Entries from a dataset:
* Start *

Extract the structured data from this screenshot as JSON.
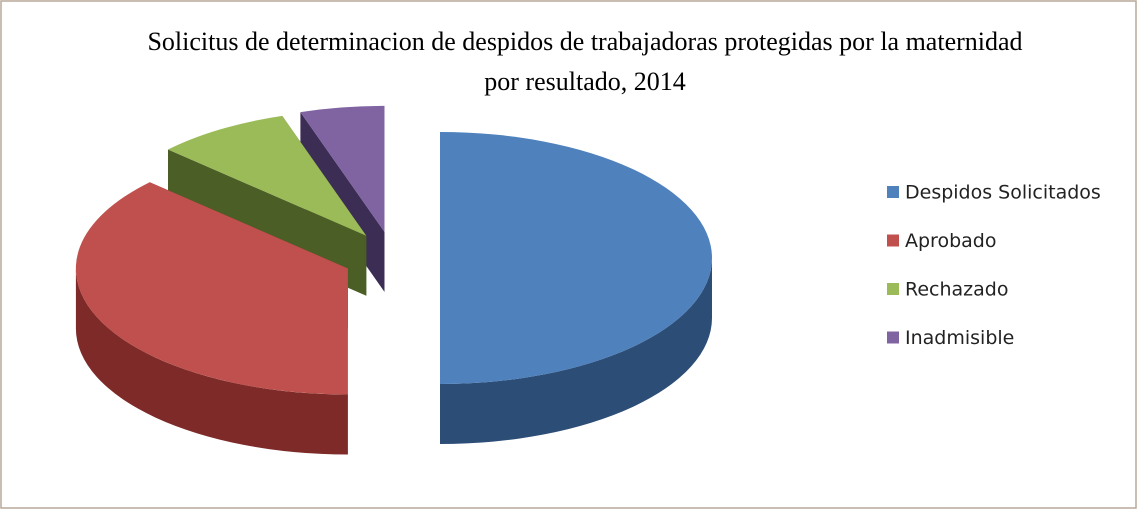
{
  "chart_data": {
    "type": "pie",
    "title": "Solicitus de determinacion de despidos de trabajadoras protegidas por la maternidad por resultado, 2014",
    "categories": [
      "Despidos Solicitados",
      "Aprobado",
      "Rechazado",
      "Inadmisible"
    ],
    "values": [
      50,
      37,
      8,
      5
    ],
    "colors": [
      "#4f81bd",
      "#c0504d",
      "#9bbb59",
      "#8064a2"
    ],
    "side_colors": [
      "#2c4d75",
      "#7d2a28",
      "#4a5e25",
      "#3c2d55"
    ],
    "legend": "right"
  }
}
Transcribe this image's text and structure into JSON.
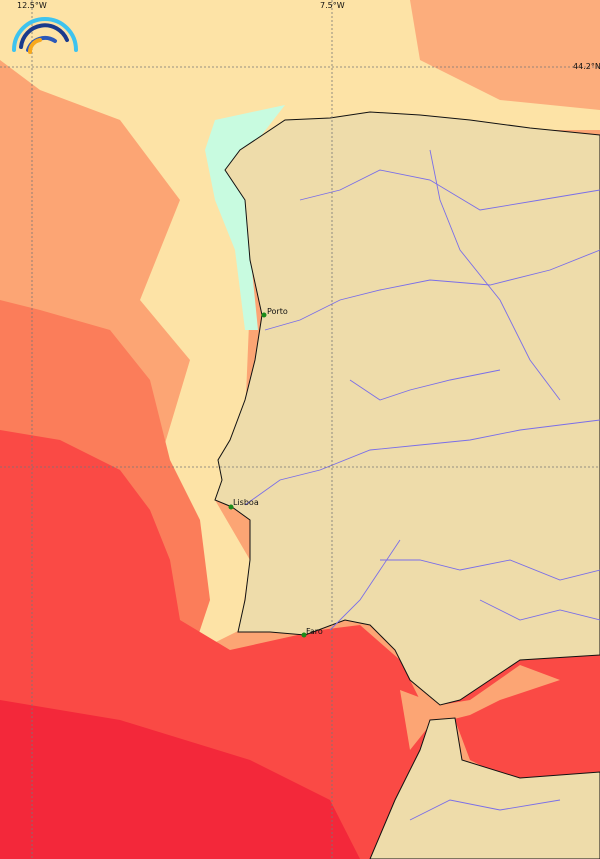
{
  "map": {
    "grid_labels": {
      "lon_west": "12.5°W",
      "lon_east": "7.5°W",
      "lat": "44.2°N"
    },
    "cities": [
      {
        "name": "Porto"
      },
      {
        "name": "Lisboa"
      },
      {
        "name": "Faro"
      }
    ],
    "logo": "rainbow-arcs-logo",
    "colors": {
      "land": "#eedcaa",
      "river": "#7a6ee8",
      "sea_cool": "#c8fbe0",
      "sea_light": "#fde3a6",
      "sea_orange": "#fca574",
      "sea_coral": "#fb7d5a",
      "sea_red": "#fa4a45",
      "sea_deep": "#f3283a",
      "city_marker": "#1a8a1a"
    }
  }
}
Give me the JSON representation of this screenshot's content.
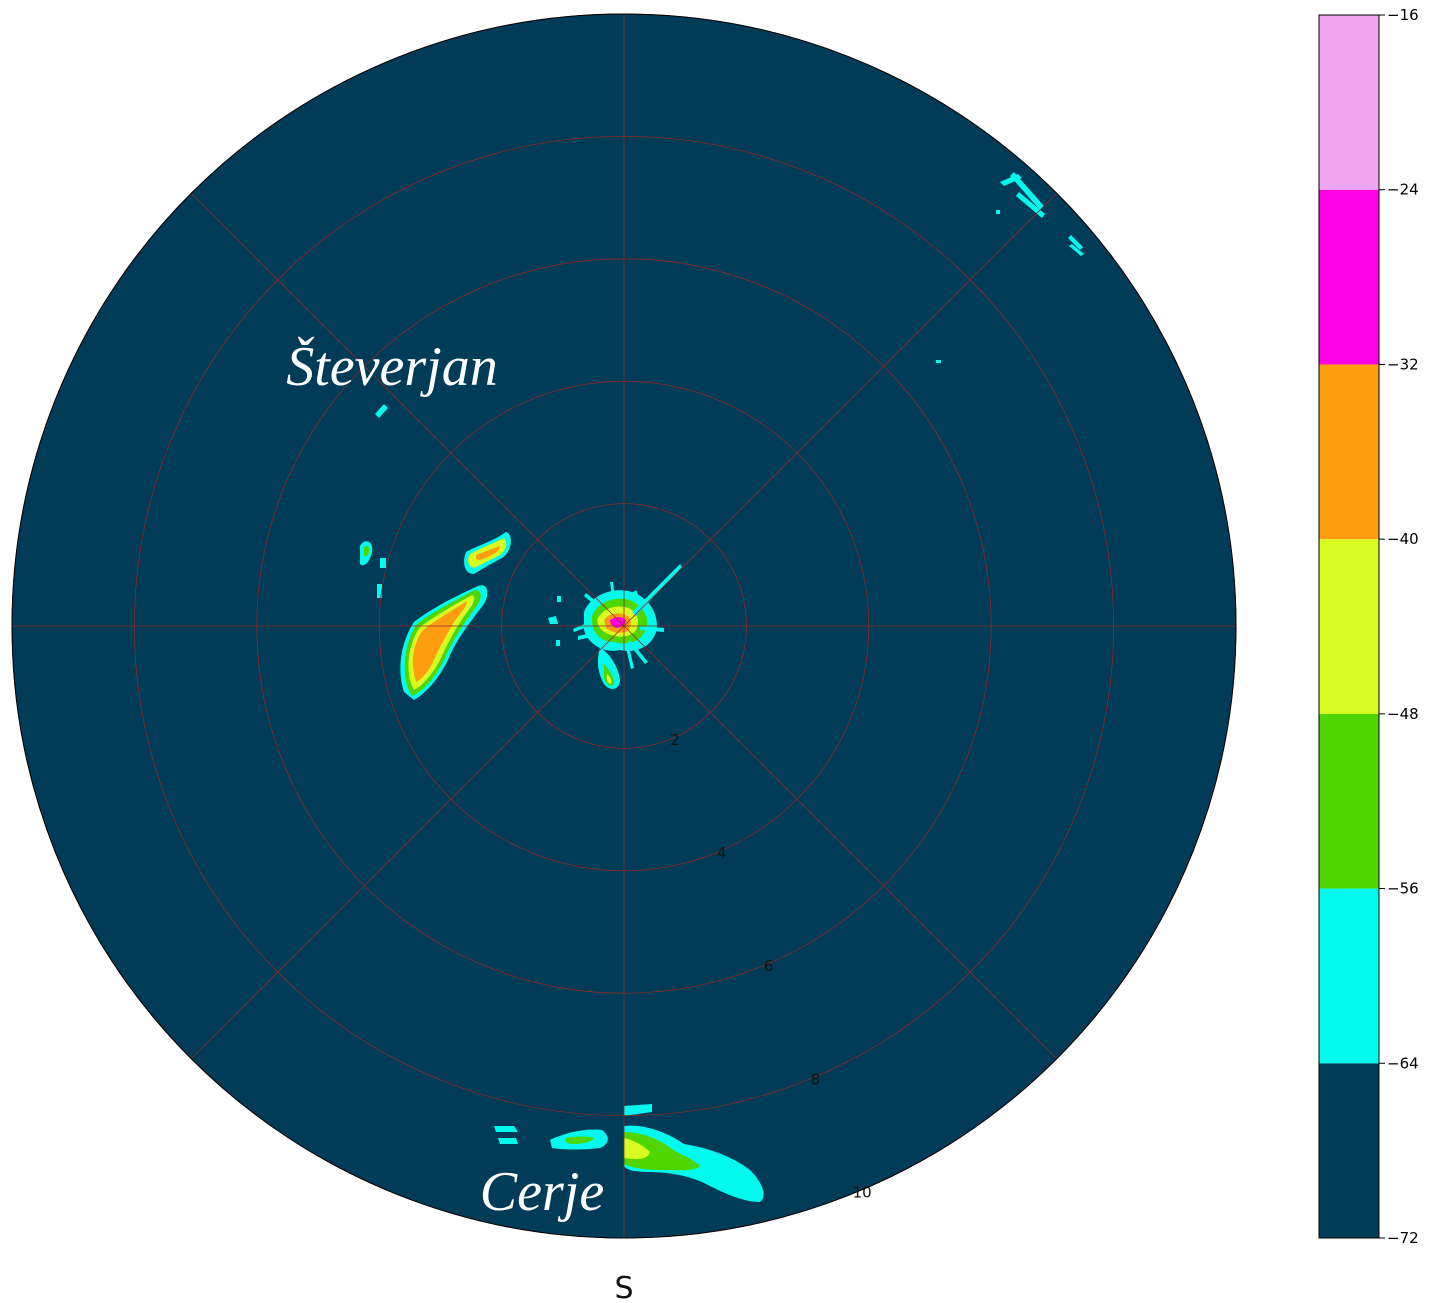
{
  "chart_data": {
    "type": "heatmap",
    "projection": "polar",
    "range_rings": [
      2,
      4,
      6,
      8,
      10
    ],
    "range_max": 10,
    "radial_labels": [
      "2",
      "4",
      "6",
      "8",
      "10"
    ],
    "azimuth_label": "S",
    "grid": true,
    "grid_color": "#8b2a2a",
    "background_color": "#003b58",
    "place_labels": [
      {
        "name": "Števerjan"
      },
      {
        "name": "Cerje"
      }
    ],
    "colorbar": {
      "ticks": [
        "−16",
        "−24",
        "−32",
        "−40",
        "−48",
        "−56",
        "−64",
        "−72"
      ],
      "min": -72,
      "max": -16,
      "bands": [
        {
          "from": -72,
          "to": -64,
          "color": "#003b58"
        },
        {
          "from": -64,
          "to": -56,
          "color": "#00fbee"
        },
        {
          "from": -56,
          "to": -48,
          "color": "#4fd600"
        },
        {
          "from": -48,
          "to": -40,
          "color": "#d8fb22"
        },
        {
          "from": -40,
          "to": -32,
          "color": "#fe9d10"
        },
        {
          "from": -32,
          "to": -24,
          "color": "#fe00e3"
        },
        {
          "from": -24,
          "to": -16,
          "color": "#f0a6f0"
        }
      ]
    },
    "echoes": [
      {
        "name": "central-clutter",
        "r_km": 0.0,
        "max_level": -24
      },
      {
        "name": "steverjan-cell",
        "r_km": 3.2,
        "max_level": -32
      },
      {
        "name": "cerje-cell",
        "r_km": 9.8,
        "max_level": -48
      },
      {
        "name": "northeast-streaks",
        "r_km": 10.0,
        "max_level": -56
      }
    ]
  }
}
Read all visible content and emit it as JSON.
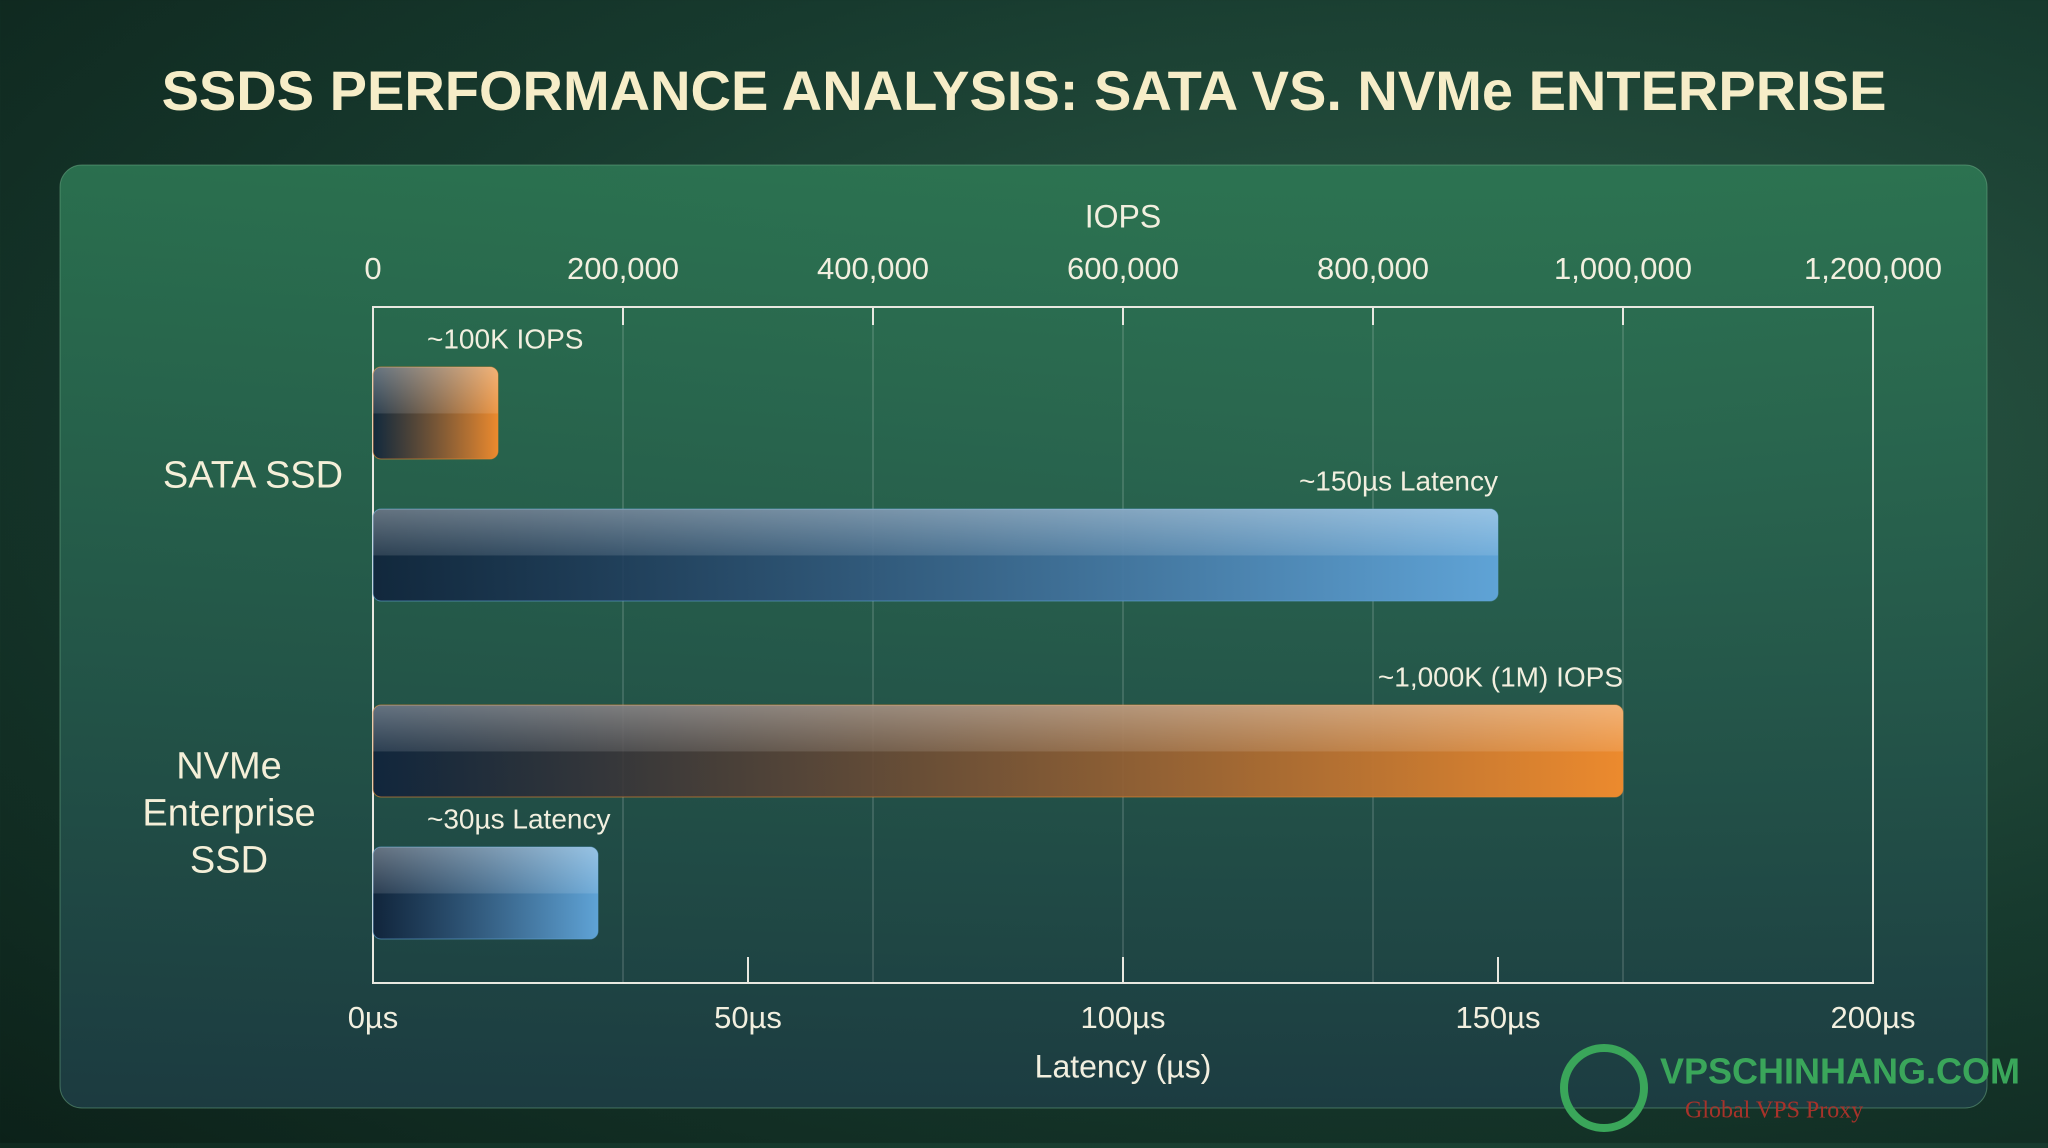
{
  "chart_data": {
    "type": "bar",
    "orientation": "horizontal",
    "title": "SSDS PERFORMANCE ANALYSIS: SATA VS. NVMe ENTERPRISE",
    "categories": [
      "SATA SSD",
      "NVMe Enterprise SSD"
    ],
    "series": [
      {
        "color": "#ec8a2e",
        "axis": "x",
        "values": [
          100000,
          1000000
        ],
        "value_labels": [
          "~100K IOPS",
          "~1,000K (1M) IOPS"
        ]
      },
      {
        "color": "#5fa3d6",
        "axis": "x2",
        "values": [
          150,
          30
        ],
        "value_labels": [
          "~150µs Latency",
          "~30µs Latency"
        ]
      }
    ],
    "xlabel": "IOPS",
    "xlim": [
      0,
      1200000
    ],
    "xticks": [
      0,
      {
        "value": 200000,
        "label": "200,000"
      },
      {
        "value": 400000,
        "label": "400,000"
      },
      {
        "value": 600000,
        "label": "600,000"
      },
      {
        "value": 800000,
        "label": "800,000"
      },
      {
        "value": 1000000,
        "label": "1,000,000"
      },
      {
        "value": 1200000,
        "label": "1,200,000"
      }
    ],
    "x2label": "Latency (µs)",
    "x2lim": [
      0,
      200
    ],
    "x2ticks": [
      {
        "value": 0,
        "label": "0µs"
      },
      {
        "value": 50,
        "label": "50µs"
      },
      {
        "value": 100,
        "label": "100µs"
      },
      {
        "value": 150,
        "label": "150µs"
      },
      {
        "value": 200,
        "label": "200µs"
      }
    ],
    "grid": true
  },
  "watermark": {
    "title": "VPSCHINHANG.COM",
    "subtitle": "Global VPS Proxy"
  }
}
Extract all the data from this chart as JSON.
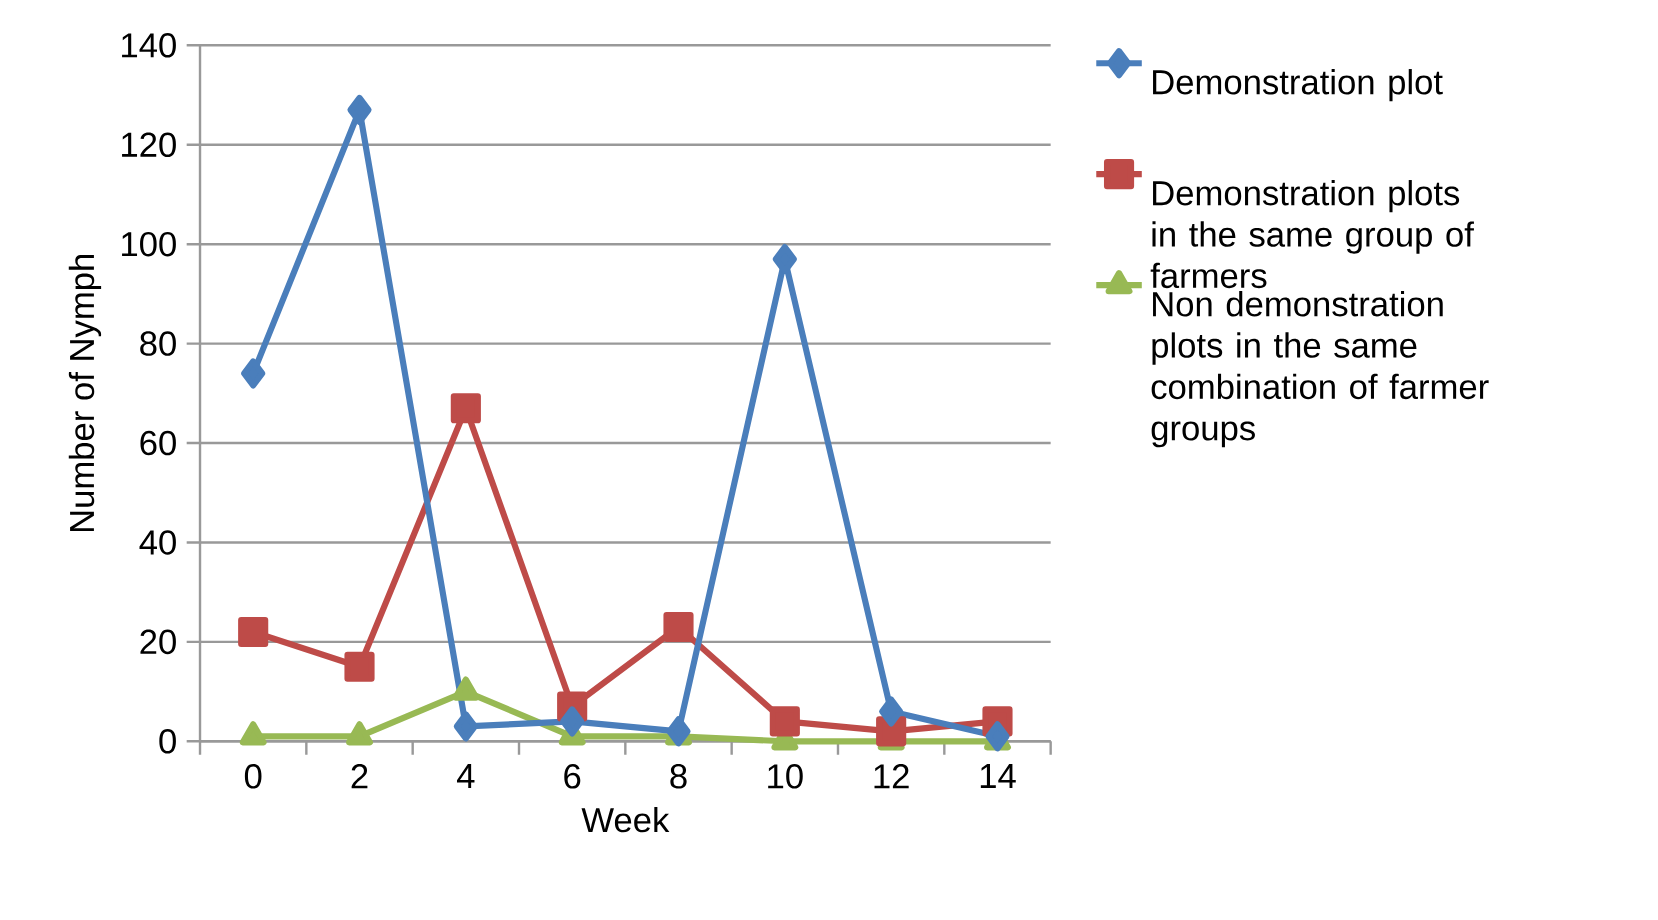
{
  "chart_data": {
    "type": "line",
    "xlabel": "Week",
    "ylabel": "Number of Nymph",
    "categories": [
      "0",
      "2",
      "4",
      "6",
      "8",
      "10",
      "12",
      "14"
    ],
    "ylim": [
      0,
      140
    ],
    "yticks": [
      0,
      20,
      40,
      60,
      80,
      100,
      120,
      140
    ],
    "grid": "y",
    "legend": "right",
    "series": [
      {
        "name": "Demonstration plot",
        "color": "#4a7ebb",
        "marker": "diamond",
        "values": [
          74,
          127,
          3,
          4,
          2,
          97,
          6,
          1
        ]
      },
      {
        "name": "Demonstration plots in the same group of farmers",
        "color": "#be4b48",
        "marker": "square",
        "values": [
          22,
          15,
          67,
          7,
          23,
          4,
          2,
          4
        ]
      },
      {
        "name": "Non demonstration plots in the same combination of farmer groups",
        "color": "#98b954",
        "marker": "triangle",
        "values": [
          1,
          1,
          10,
          1,
          1,
          0,
          0,
          0
        ]
      }
    ]
  }
}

* End *

Check each line above for "SATA" and return the ones that have it.

=== Result of this exercise ===
    "title": "SSDS PERFORMANCE ANALYSIS: SATA VS. NVMe ENTERPRISE",
      "SATA SSD",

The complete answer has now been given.